**Stored data**
· · · ·

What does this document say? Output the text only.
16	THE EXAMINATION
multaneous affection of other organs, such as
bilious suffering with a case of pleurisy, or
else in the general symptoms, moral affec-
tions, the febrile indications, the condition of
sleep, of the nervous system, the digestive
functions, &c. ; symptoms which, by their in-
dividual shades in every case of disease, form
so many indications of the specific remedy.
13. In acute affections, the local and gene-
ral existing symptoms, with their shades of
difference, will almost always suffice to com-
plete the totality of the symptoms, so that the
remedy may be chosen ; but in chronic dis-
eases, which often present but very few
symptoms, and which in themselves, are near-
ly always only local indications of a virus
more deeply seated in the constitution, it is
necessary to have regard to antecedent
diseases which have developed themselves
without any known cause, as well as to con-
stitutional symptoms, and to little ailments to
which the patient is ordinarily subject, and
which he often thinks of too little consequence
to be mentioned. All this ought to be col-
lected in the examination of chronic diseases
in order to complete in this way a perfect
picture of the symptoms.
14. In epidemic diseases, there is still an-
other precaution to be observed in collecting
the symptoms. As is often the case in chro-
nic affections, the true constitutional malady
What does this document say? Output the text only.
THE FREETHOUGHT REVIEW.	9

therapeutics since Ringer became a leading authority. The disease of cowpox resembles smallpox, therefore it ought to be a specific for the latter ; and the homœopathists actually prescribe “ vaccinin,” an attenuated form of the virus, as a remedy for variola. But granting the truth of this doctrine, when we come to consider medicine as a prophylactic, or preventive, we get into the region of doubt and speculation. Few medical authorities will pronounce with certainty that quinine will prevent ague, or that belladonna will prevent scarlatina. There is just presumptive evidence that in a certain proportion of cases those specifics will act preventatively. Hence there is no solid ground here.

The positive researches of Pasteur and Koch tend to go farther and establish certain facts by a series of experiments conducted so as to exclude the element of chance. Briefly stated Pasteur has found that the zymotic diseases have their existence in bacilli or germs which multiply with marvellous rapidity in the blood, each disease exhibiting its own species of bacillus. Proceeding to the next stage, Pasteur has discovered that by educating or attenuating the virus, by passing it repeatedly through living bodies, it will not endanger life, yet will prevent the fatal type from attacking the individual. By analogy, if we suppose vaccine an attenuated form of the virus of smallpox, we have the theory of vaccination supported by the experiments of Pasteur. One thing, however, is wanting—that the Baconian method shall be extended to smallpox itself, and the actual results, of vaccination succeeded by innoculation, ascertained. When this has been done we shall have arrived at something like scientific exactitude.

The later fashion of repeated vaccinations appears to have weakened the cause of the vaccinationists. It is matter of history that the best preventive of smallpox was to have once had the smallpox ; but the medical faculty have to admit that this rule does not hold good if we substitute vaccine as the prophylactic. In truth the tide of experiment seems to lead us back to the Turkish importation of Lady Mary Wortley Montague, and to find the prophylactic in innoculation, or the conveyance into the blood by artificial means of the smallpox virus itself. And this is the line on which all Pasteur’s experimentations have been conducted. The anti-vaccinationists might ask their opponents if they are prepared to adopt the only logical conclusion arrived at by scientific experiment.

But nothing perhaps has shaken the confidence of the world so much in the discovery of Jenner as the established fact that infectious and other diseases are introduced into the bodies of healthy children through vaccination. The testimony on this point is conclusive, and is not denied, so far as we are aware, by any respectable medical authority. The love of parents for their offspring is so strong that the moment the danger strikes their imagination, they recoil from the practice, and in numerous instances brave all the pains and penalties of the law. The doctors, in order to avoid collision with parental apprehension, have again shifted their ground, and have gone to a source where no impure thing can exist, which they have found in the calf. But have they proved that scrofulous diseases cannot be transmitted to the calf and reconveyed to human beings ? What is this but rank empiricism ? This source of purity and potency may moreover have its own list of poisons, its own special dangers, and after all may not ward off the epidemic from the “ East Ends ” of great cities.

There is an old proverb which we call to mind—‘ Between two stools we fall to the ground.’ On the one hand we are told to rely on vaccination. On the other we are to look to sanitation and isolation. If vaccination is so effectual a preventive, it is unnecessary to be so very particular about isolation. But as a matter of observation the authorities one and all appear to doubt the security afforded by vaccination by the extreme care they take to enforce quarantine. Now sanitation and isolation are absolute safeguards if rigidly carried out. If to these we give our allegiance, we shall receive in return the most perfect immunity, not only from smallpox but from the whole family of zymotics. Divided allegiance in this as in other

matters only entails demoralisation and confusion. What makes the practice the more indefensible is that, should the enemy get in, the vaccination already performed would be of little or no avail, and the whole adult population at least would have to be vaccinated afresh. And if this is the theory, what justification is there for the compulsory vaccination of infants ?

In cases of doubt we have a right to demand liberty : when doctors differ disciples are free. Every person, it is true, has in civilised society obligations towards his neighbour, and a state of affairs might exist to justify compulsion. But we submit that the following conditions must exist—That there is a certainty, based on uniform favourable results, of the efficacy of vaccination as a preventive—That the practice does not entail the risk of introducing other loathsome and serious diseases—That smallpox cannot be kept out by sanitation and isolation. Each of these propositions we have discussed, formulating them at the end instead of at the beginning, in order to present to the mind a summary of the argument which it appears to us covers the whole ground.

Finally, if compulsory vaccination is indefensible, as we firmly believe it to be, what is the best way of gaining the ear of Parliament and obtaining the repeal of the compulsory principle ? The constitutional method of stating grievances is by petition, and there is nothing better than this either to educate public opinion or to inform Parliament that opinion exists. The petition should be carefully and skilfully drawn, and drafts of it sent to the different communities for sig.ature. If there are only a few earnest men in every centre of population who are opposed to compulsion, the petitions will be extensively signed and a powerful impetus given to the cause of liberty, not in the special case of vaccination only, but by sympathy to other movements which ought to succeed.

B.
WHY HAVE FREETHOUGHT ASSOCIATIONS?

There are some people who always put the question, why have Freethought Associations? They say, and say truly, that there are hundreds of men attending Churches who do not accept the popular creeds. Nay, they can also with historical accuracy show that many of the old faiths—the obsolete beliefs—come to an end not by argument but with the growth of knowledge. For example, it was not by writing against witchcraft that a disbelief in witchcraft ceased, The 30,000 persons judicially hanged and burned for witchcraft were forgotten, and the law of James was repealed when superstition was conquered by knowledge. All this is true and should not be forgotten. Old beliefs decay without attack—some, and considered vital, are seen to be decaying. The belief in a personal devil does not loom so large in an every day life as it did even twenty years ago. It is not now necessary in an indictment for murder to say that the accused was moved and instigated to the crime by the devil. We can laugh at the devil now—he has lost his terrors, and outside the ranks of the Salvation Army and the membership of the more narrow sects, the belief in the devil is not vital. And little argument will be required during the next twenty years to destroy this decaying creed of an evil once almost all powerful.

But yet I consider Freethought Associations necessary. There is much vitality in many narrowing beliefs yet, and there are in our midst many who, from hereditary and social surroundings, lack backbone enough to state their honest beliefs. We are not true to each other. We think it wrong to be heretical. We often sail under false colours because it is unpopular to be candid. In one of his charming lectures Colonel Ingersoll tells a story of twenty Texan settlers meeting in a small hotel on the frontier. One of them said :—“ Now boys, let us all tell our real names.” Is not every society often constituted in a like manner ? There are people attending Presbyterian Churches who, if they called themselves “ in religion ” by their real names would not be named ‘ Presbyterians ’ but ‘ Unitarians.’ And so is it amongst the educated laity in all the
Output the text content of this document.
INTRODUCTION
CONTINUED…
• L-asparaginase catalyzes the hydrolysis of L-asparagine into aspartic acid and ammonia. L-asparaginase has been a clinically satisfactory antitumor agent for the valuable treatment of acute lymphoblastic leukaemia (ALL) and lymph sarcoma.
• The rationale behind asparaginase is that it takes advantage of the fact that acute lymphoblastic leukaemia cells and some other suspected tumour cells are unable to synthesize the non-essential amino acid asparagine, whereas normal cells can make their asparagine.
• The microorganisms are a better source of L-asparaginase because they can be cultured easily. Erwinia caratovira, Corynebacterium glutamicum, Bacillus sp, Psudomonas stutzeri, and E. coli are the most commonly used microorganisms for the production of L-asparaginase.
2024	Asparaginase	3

· · · ·

**WHAT NEEDS TO BE DONE**
Every line in the entries above that mentions the word "specific" must be shown.

**ANSWER SPACE**
so many indications of the specific remedy.
therapeutics since Ringer became a leading authority. The disease of cowpox resembles smallpox, therefore it ought to be a specific for the latter ; and the homœopathists actually prescribe “ vaccinin,” an attenuated form of the virus, as a remedy for variola. But granting the truth of this doctrine, when we come to consider medicine as a prophylactic, or preventive, we get into the region of doubt and speculation. Few medical authorities will pronounce with certainty that quinine will prevent ague, or that belladonna will prevent scarlatina. There is just presumptive evidence that in a certain proportion of cases those specifics will act preventatively. Hence there is no solid ground here.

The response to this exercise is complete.